▸ **What the exercise asks**
Only the lines holding the string "current" are needed. Copy each one.

▸ **Entries provided**
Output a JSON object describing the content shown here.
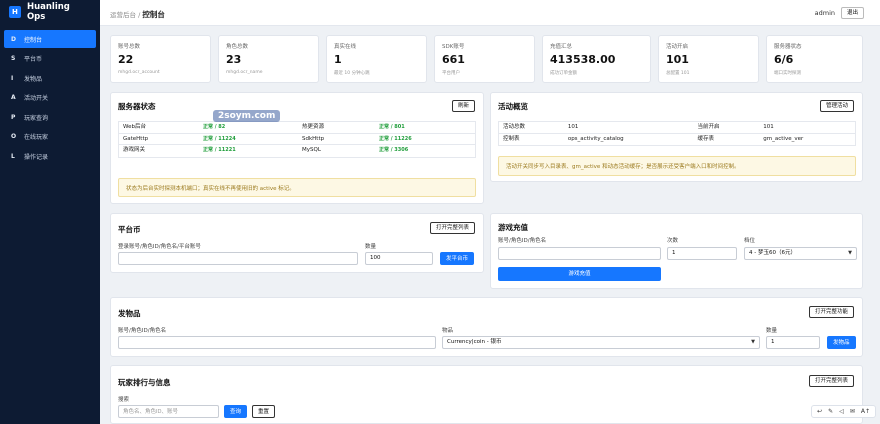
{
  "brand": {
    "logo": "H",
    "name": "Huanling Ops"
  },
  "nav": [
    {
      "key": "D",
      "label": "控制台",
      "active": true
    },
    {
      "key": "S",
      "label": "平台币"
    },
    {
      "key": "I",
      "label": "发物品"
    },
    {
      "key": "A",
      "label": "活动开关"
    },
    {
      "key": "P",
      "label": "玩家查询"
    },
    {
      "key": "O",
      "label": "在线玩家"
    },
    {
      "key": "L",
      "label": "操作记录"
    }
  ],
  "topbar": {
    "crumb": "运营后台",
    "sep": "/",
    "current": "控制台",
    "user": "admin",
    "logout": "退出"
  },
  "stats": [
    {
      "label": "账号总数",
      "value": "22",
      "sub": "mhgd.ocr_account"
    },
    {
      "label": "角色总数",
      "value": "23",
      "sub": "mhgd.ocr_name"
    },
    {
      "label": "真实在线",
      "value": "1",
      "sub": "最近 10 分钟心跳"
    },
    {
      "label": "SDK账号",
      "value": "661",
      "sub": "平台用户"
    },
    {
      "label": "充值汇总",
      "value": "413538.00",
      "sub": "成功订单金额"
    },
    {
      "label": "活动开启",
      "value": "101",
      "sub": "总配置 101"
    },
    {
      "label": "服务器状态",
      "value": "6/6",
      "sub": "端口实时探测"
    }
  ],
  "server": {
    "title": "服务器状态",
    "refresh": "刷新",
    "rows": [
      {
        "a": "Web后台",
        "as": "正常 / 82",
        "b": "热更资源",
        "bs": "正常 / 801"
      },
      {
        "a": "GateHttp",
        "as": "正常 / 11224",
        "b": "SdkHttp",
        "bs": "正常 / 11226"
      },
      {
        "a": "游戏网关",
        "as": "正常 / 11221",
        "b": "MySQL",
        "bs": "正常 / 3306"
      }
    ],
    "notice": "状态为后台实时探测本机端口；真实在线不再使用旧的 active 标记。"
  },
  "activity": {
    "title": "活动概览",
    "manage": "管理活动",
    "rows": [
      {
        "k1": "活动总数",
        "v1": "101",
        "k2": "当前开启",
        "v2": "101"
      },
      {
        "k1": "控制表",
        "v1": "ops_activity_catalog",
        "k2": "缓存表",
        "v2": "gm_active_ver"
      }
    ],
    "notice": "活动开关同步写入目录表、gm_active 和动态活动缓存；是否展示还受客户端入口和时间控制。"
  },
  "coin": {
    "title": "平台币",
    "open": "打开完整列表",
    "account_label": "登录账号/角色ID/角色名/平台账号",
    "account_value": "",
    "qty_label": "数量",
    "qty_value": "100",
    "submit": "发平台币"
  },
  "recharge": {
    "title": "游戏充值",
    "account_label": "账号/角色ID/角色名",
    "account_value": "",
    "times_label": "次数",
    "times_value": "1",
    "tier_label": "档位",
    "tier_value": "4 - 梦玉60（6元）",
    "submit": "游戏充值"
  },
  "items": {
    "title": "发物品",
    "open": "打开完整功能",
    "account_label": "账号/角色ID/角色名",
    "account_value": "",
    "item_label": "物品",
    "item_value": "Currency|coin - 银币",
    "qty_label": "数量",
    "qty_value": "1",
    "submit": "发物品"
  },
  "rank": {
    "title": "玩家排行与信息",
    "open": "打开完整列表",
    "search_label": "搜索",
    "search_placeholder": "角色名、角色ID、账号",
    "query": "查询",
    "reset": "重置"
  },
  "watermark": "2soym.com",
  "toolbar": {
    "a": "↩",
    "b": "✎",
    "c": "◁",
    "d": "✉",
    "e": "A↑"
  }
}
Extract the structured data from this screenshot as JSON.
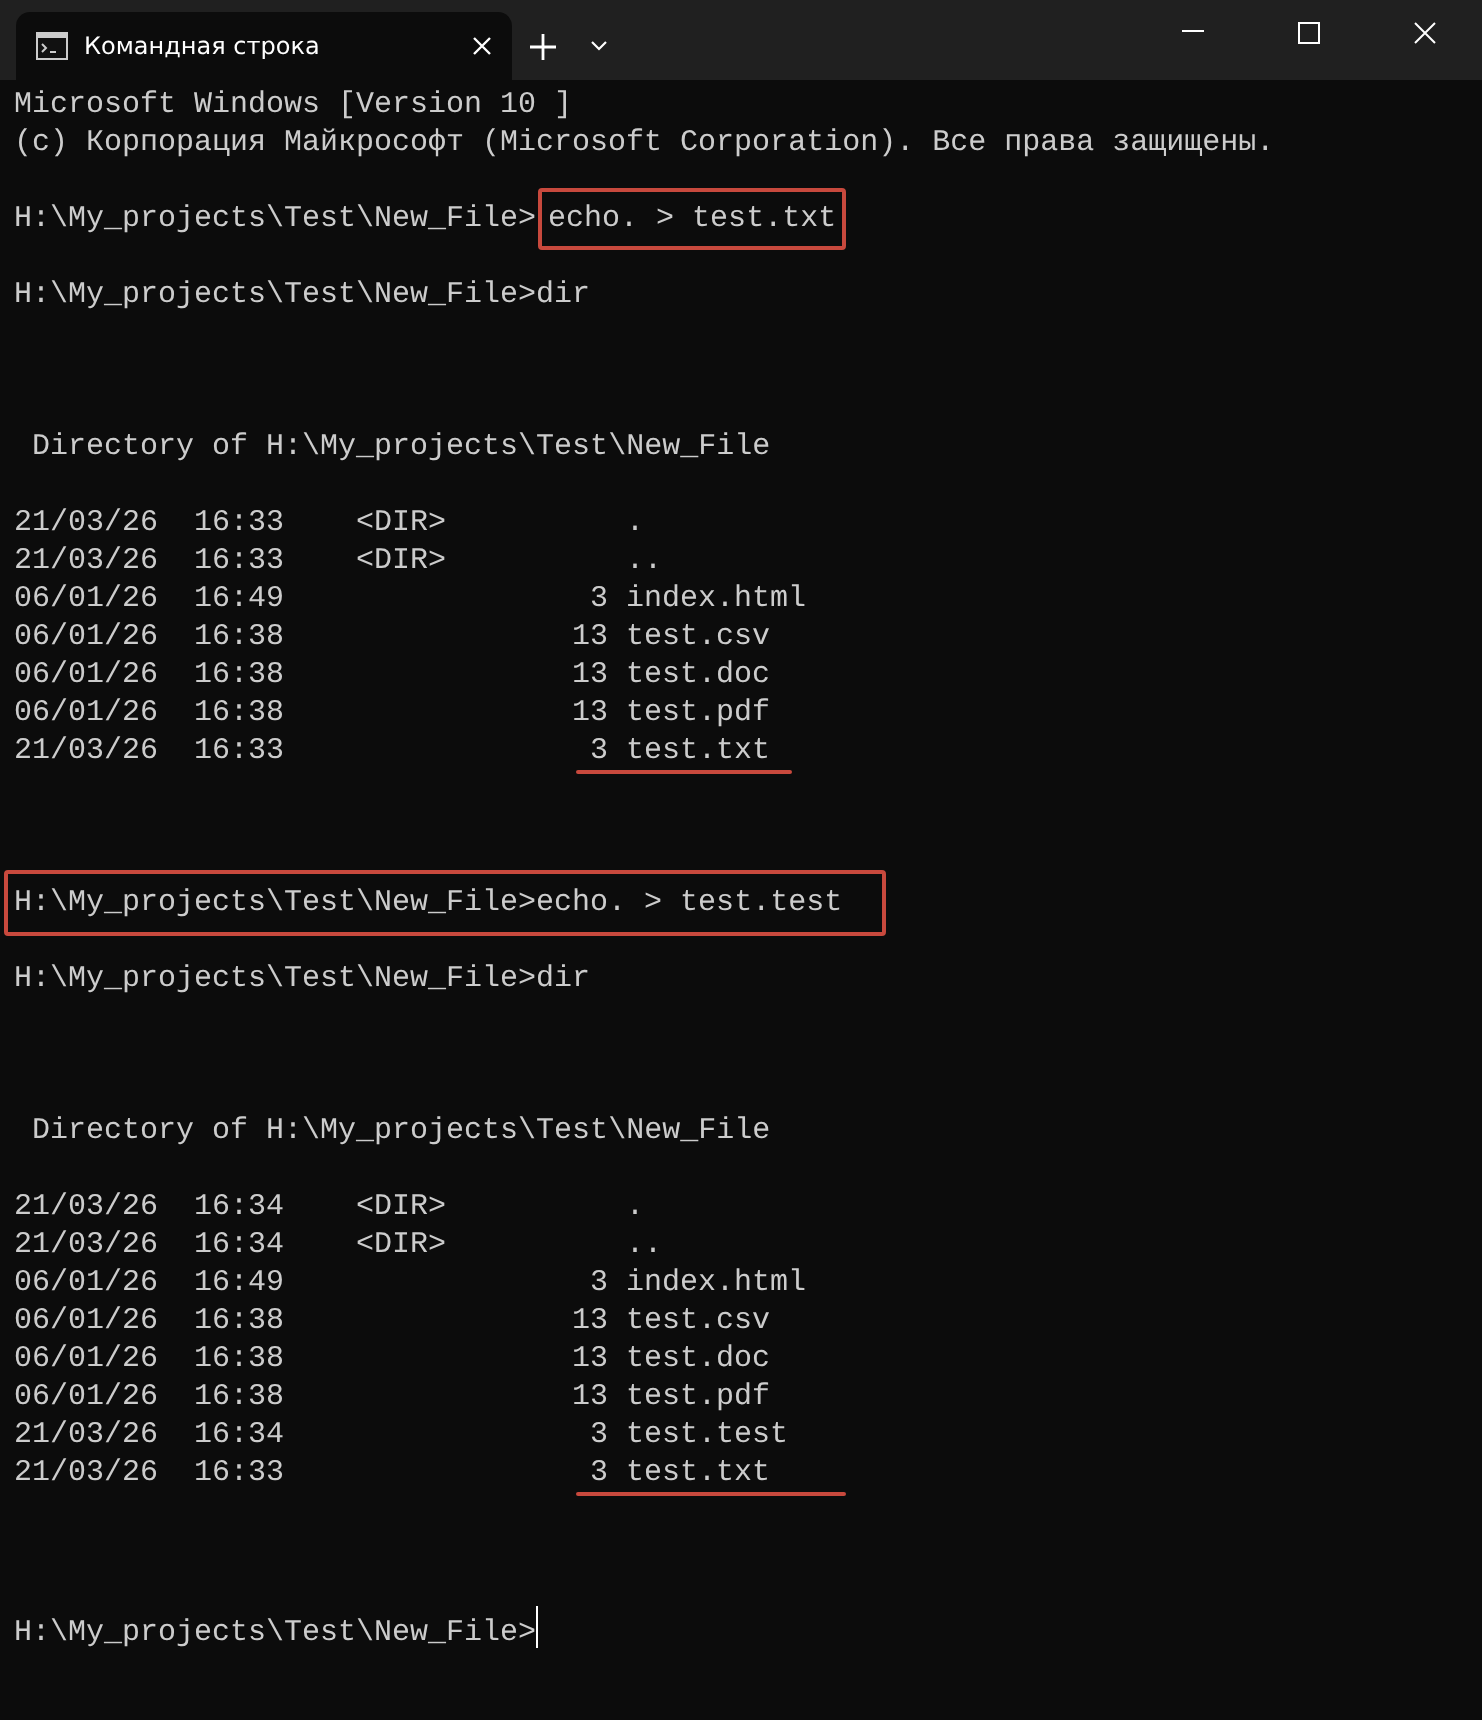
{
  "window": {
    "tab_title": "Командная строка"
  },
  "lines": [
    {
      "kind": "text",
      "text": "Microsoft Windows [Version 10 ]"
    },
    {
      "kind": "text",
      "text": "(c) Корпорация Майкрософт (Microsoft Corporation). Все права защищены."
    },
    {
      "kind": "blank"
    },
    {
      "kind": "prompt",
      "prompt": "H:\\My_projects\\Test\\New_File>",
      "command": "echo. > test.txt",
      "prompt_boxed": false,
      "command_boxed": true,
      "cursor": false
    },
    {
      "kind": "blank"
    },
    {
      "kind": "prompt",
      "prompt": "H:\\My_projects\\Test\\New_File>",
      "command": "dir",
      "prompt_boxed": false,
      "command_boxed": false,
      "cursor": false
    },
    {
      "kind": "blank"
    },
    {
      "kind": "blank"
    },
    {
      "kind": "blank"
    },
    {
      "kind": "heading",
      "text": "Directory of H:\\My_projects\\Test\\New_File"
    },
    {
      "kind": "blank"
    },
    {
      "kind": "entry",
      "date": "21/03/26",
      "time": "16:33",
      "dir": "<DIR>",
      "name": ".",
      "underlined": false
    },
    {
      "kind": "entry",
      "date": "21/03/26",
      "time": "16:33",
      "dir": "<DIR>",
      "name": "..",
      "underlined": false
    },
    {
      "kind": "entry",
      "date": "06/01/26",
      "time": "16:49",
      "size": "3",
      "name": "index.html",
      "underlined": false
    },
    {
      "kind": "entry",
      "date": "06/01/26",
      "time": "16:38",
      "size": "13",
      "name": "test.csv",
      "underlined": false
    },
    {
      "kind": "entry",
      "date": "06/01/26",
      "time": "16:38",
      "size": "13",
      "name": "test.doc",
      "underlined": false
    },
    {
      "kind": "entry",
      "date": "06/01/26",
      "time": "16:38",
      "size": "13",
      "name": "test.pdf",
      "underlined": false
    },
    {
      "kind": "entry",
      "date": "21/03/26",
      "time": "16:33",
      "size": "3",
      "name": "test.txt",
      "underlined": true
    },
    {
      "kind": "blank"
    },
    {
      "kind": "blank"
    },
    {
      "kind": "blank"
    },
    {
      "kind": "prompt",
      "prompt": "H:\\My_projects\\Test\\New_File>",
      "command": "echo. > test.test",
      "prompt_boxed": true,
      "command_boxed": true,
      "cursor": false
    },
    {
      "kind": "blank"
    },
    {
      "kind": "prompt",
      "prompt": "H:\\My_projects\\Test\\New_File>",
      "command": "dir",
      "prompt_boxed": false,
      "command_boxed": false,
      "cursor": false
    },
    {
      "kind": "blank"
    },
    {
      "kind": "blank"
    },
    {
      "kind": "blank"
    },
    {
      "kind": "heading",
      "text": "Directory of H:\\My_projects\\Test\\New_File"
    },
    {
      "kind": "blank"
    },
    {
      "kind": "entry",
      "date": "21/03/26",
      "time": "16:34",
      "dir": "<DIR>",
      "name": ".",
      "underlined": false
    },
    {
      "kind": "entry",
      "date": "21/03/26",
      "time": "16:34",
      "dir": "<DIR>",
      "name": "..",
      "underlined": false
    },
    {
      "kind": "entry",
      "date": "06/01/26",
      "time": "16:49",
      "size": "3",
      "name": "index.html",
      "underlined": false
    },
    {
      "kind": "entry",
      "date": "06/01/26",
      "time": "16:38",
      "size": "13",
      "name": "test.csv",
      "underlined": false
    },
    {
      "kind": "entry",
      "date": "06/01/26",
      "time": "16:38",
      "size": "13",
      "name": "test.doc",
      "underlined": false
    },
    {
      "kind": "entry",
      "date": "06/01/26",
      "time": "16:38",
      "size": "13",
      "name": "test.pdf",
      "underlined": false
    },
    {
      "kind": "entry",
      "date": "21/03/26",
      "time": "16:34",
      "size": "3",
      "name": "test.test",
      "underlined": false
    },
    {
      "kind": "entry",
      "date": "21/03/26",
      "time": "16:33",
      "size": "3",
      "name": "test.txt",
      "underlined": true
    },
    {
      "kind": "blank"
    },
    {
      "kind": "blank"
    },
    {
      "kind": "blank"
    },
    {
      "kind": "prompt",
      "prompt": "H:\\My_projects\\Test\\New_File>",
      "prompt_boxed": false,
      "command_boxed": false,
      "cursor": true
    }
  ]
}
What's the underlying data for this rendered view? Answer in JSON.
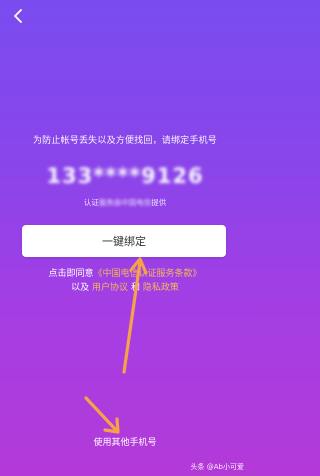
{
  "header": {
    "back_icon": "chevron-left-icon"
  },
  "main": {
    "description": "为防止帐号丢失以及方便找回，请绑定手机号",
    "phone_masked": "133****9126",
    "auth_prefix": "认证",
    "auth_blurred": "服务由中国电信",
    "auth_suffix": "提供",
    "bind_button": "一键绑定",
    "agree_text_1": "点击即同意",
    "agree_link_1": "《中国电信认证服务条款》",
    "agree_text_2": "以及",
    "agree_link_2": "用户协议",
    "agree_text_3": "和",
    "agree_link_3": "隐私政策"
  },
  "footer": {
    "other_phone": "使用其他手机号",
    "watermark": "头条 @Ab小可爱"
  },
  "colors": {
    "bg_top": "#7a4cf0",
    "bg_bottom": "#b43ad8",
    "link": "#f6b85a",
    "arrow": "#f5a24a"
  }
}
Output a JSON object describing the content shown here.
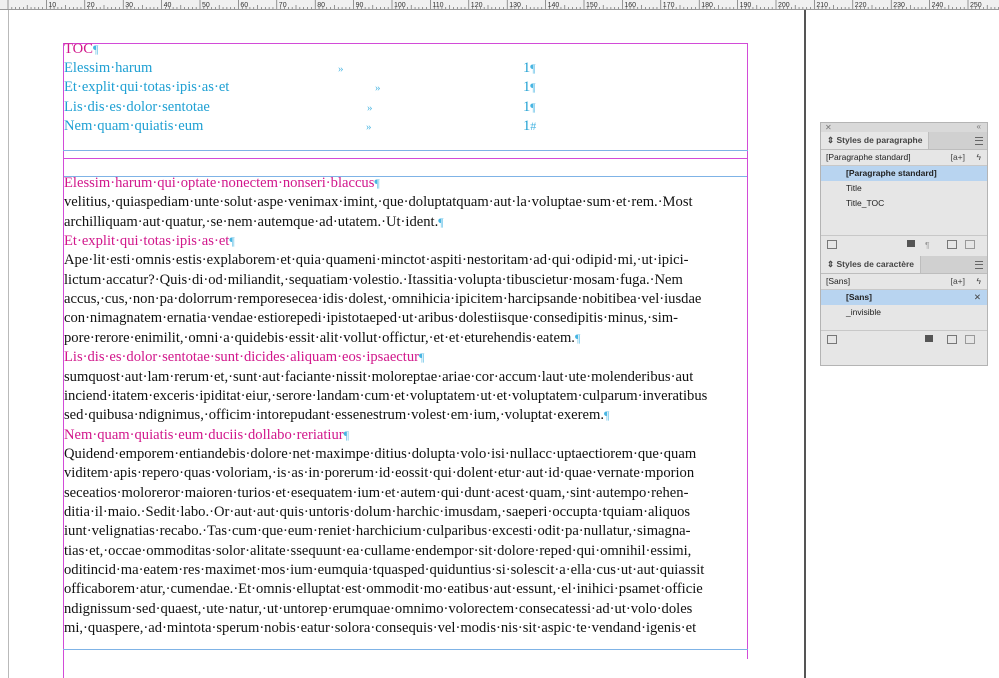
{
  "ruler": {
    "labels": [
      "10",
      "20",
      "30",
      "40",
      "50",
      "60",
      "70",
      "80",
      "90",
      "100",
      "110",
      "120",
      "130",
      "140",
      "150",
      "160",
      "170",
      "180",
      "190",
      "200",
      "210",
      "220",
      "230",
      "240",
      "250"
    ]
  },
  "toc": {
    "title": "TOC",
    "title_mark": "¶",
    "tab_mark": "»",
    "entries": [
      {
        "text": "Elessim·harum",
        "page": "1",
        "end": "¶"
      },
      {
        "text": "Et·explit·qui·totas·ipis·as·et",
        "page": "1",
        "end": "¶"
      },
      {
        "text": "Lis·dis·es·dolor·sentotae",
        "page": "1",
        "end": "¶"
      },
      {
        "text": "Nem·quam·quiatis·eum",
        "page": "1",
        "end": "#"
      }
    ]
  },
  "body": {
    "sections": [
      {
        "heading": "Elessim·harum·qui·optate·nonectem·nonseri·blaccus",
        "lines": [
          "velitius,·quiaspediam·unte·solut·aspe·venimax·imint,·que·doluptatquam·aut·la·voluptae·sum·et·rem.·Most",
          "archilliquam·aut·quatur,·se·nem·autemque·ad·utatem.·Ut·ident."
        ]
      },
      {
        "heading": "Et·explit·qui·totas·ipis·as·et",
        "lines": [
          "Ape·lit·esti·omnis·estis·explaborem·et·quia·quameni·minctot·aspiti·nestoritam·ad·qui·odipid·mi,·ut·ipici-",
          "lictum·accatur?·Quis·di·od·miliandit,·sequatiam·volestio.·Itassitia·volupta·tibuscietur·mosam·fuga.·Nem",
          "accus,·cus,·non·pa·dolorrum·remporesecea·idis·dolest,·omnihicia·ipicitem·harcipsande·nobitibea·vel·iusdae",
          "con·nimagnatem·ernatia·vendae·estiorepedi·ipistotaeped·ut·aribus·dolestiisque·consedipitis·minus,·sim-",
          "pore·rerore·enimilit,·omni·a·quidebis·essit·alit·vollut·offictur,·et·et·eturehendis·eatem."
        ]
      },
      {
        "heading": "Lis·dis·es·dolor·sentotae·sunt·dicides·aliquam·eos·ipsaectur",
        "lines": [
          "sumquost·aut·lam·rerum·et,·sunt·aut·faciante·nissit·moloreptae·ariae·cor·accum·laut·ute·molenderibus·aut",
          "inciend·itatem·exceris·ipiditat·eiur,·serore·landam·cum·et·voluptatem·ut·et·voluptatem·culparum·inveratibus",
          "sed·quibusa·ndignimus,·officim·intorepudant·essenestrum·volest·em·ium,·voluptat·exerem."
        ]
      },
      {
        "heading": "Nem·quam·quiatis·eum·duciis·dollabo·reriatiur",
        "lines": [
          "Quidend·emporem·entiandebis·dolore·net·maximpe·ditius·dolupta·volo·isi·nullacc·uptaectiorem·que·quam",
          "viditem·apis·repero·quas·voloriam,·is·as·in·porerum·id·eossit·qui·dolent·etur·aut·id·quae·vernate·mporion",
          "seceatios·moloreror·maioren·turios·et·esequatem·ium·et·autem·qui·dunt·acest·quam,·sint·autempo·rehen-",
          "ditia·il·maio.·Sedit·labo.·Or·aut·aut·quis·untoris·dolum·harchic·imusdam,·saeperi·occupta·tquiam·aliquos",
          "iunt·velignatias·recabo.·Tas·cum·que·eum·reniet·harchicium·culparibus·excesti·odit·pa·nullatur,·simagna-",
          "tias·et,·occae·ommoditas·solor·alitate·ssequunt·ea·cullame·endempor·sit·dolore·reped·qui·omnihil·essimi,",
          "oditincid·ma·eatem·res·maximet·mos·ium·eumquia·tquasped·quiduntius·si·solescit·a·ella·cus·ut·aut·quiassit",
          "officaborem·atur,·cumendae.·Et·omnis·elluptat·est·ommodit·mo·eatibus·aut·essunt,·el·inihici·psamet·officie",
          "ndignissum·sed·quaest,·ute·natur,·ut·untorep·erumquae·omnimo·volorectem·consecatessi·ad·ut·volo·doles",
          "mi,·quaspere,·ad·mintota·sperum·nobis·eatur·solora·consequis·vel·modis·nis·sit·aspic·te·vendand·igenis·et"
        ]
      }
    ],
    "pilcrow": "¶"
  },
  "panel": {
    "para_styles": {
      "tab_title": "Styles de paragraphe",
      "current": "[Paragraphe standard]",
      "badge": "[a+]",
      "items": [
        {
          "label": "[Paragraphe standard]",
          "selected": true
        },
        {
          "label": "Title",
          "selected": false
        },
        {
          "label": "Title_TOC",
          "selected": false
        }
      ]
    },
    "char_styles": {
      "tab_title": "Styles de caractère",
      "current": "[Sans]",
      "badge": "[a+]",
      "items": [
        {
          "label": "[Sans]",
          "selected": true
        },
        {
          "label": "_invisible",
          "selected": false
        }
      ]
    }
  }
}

▸ **Solution below**
    "current": "控制台",
      "current": "[Paragraphe standard]",
      "current": "[Sans]",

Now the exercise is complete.